- _EXERCISE DETAILS_:
Give these records as a numbered list, with the blank lines left out.

- _THE DATA_:

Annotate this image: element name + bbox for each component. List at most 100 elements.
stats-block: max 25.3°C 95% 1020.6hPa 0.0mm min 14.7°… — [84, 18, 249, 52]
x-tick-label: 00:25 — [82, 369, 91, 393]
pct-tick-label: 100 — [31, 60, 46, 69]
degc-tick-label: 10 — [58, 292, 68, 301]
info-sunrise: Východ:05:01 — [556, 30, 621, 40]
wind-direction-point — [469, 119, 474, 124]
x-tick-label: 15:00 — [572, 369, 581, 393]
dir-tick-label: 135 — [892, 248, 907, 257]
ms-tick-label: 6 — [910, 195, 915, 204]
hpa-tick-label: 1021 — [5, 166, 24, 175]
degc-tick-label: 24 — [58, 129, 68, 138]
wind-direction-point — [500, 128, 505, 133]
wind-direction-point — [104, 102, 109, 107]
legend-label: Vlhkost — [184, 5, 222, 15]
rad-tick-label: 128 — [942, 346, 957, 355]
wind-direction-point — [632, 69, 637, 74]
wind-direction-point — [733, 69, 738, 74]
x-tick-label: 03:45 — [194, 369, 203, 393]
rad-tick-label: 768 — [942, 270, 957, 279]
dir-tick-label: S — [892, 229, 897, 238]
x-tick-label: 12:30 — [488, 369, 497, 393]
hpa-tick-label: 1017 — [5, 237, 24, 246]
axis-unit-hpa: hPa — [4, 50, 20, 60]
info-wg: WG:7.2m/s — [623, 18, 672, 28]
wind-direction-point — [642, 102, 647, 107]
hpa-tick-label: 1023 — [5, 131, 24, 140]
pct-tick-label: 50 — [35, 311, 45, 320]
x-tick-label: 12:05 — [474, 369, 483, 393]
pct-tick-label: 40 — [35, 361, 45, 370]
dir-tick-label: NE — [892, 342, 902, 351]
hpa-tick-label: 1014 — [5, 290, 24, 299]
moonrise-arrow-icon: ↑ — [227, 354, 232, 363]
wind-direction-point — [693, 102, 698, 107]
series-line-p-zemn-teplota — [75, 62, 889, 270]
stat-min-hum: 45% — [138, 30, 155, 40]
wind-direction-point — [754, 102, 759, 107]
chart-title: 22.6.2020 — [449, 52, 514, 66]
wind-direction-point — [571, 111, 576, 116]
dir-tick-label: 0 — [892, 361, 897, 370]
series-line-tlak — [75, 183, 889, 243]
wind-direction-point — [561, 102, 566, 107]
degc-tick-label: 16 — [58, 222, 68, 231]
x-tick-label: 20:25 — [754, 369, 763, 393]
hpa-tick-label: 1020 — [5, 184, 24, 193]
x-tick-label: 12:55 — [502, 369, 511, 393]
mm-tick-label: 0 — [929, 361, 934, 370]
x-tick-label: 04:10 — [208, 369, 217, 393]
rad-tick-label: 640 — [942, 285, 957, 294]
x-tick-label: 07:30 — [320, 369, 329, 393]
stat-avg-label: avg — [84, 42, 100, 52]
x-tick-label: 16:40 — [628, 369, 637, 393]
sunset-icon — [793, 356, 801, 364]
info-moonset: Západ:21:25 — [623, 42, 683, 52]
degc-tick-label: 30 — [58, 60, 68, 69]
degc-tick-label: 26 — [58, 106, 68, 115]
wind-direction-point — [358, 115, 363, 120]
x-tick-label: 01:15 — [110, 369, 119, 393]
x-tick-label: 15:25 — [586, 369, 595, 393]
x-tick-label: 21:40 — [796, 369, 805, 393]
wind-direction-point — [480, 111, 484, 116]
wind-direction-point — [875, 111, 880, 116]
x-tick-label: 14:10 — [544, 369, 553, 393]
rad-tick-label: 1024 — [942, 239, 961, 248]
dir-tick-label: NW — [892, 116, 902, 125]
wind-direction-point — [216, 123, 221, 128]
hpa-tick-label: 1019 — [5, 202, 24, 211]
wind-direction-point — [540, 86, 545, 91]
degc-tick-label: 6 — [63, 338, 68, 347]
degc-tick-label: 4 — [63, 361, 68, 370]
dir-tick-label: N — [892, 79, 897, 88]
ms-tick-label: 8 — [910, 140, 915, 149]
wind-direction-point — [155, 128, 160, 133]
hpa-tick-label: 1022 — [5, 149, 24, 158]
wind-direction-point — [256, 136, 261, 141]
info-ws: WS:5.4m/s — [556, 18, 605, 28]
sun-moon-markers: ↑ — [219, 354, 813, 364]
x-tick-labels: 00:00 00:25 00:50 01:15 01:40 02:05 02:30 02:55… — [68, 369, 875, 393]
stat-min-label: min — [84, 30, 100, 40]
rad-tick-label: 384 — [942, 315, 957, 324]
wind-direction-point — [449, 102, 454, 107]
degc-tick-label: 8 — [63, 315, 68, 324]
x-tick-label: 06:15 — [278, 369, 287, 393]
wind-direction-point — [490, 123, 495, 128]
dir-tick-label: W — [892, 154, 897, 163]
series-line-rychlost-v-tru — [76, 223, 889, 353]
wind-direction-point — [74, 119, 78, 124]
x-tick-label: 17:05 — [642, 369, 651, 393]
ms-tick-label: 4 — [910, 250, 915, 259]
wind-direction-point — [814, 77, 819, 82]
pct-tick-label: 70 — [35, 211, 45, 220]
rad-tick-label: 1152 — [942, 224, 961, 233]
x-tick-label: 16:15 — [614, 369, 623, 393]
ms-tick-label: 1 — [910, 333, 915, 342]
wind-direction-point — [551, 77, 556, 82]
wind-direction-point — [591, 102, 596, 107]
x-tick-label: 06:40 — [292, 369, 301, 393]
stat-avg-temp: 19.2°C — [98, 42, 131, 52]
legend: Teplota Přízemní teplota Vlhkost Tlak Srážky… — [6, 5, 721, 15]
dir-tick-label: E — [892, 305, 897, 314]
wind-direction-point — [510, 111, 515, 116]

- _RESPONSE_:
1. Annotate this image: element name + bbox for each component. List at most 100 elements.
2. stats-block: max 25.3°C 95% 1020.6hPa 0.0mm min 14.7°… — [84, 18, 249, 52]
3. x-tick-label: 00:25 — [82, 369, 91, 393]
4. pct-tick-label: 100 — [31, 60, 46, 69]
5. degc-tick-label: 10 — [58, 292, 68, 301]
6. info-sunrise: Východ:05:01 — [556, 30, 621, 40]
7. wind-direction-point — [469, 119, 474, 124]
8. x-tick-label: 15:00 — [572, 369, 581, 393]
9. dir-tick-label: 135 — [892, 248, 907, 257]
10. ms-tick-label: 6 — [910, 195, 915, 204]
11. hpa-tick-label: 1021 — [5, 166, 24, 175]
12. degc-tick-label: 24 — [58, 129, 68, 138]
13. wind-direction-point — [500, 128, 505, 133]
14. wind-direction-point — [104, 102, 109, 107]
15. legend-label: Vlhkost — [184, 5, 222, 15]
16. rad-tick-label: 128 — [942, 346, 957, 355]
17. wind-direction-point — [632, 69, 637, 74]
18. wind-direction-point — [733, 69, 738, 74]
19. x-tick-label: 03:45 — [194, 369, 203, 393]
20. rad-tick-label: 768 — [942, 270, 957, 279]
21. dir-tick-label: S — [892, 229, 897, 238]
22. x-tick-label: 12:30 — [488, 369, 497, 393]
23. hpa-tick-label: 1017 — [5, 237, 24, 246]
24. axis-unit-hpa: hPa — [4, 50, 20, 60]
25. info-wg: WG:7.2m/s — [623, 18, 672, 28]
26. wind-direction-point — [642, 102, 647, 107]
27. hpa-tick-label: 1023 — [5, 131, 24, 140]
28. pct-tick-label: 50 — [35, 311, 45, 320]
29. x-tick-label: 12:05 — [474, 369, 483, 393]
30. pct-tick-label: 40 — [35, 361, 45, 370]
31. dir-tick-label: NE — [892, 342, 902, 351]
32. hpa-tick-label: 1014 — [5, 290, 24, 299]
33. moonrise-arrow-icon: ↑ — [227, 354, 232, 363]
34. wind-direction-point — [693, 102, 698, 107]
35. series-line-p-zemn-teplota — [75, 62, 889, 270]
36. stat-min-hum: 45% — [138, 30, 155, 40]
37. wind-direction-point — [754, 102, 759, 107]
38. chart-title: 22.6.2020 — [449, 52, 514, 66]
39. wind-direction-point — [571, 111, 576, 116]
40. dir-tick-label: 0 — [892, 361, 897, 370]
41. series-line-tlak — [75, 183, 889, 243]
42. wind-direction-point — [561, 102, 566, 107]
43. degc-tick-label: 16 — [58, 222, 68, 231]
44. x-tick-label: 20:25 — [754, 369, 763, 393]
45. hpa-tick-label: 1020 — [5, 184, 24, 193]
46. x-tick-label: 12:55 — [502, 369, 511, 393]
47. mm-tick-label: 0 — [929, 361, 934, 370]
48. x-tick-label: 04:10 — [208, 369, 217, 393]
49. rad-tick-label: 640 — [942, 285, 957, 294]
50. x-tick-label: 07:30 — [320, 369, 329, 393]
51. stat-avg-label: avg — [84, 42, 100, 52]
52. x-tick-label: 16:40 — [628, 369, 637, 393]
53. sunset-icon — [793, 356, 801, 364]
54. info-moonset: Západ:21:25 — [623, 42, 683, 52]
55. degc-tick-label: 30 — [58, 60, 68, 69]
56. degc-tick-label: 26 — [58, 106, 68, 115]
57. wind-direction-point — [358, 115, 363, 120]
58. x-tick-label: 01:15 — [110, 369, 119, 393]
59. x-tick-label: 15:25 — [586, 369, 595, 393]
60. x-tick-label: 21:40 — [796, 369, 805, 393]
61. wind-direction-point — [480, 111, 484, 116]
62. wind-direction-point — [875, 111, 880, 116]
63. x-tick-label: 14:10 — [544, 369, 553, 393]
64. rad-tick-label: 1024 — [942, 239, 961, 248]
65. dir-tick-label: NW — [892, 116, 902, 125]
66. wind-direction-point — [216, 123, 221, 128]
67. hpa-tick-label: 1019 — [5, 202, 24, 211]
68. wind-direction-point — [540, 86, 545, 91]
69. degc-tick-label: 6 — [63, 338, 68, 347]
70. degc-tick-label: 4 — [63, 361, 68, 370]
71. dir-tick-label: N — [892, 79, 897, 88]
72. ms-tick-label: 8 — [910, 140, 915, 149]
73. wind-direction-point — [155, 128, 160, 133]
74. hpa-tick-label: 1022 — [5, 149, 24, 158]
75. wind-direction-point — [256, 136, 261, 141]
76. info-ws: WS:5.4m/s — [556, 18, 605, 28]
77. sun-moon-markers: ↑ — [219, 354, 813, 364]
78. x-tick-labels: 00:00 00:25 00:50 01:15 01:40 02:05 02:30 02:55… — [68, 369, 875, 393]
79. stat-min-label: min — [84, 30, 100, 40]
80. rad-tick-label: 384 — [942, 315, 957, 324]
81. wind-direction-point — [449, 102, 454, 107]
82. degc-tick-label: 8 — [63, 315, 68, 324]
83. x-tick-label: 06:15 — [278, 369, 287, 393]
84. wind-direction-point — [490, 123, 495, 128]
85. dir-tick-label: W — [892, 154, 897, 163]
86. series-line-rychlost-v-tru — [76, 223, 889, 353]
87. wind-direction-point — [74, 119, 78, 124]
88. x-tick-label: 17:05 — [642, 369, 651, 393]
89. ms-tick-label: 4 — [910, 250, 915, 259]
90. wind-direction-point — [814, 77, 819, 82]
91. pct-tick-label: 70 — [35, 211, 45, 220]
92. rad-tick-label: 1152 — [942, 224, 961, 233]
93. x-tick-label: 16:15 — [614, 369, 623, 393]
94. ms-tick-label: 1 — [910, 333, 915, 342]
95. wind-direction-point — [551, 77, 556, 82]
96. wind-direction-point — [591, 102, 596, 107]
97. x-tick-label: 06:40 — [292, 369, 301, 393]
98. stat-avg-temp: 19.2°C — [98, 42, 131, 52]
99. legend: Teplota Přízemní teplota Vlhkost Tlak Srážky… — [6, 5, 721, 15]
100. dir-tick-label: E — [892, 305, 897, 314]
101. wind-direction-point — [510, 111, 515, 116]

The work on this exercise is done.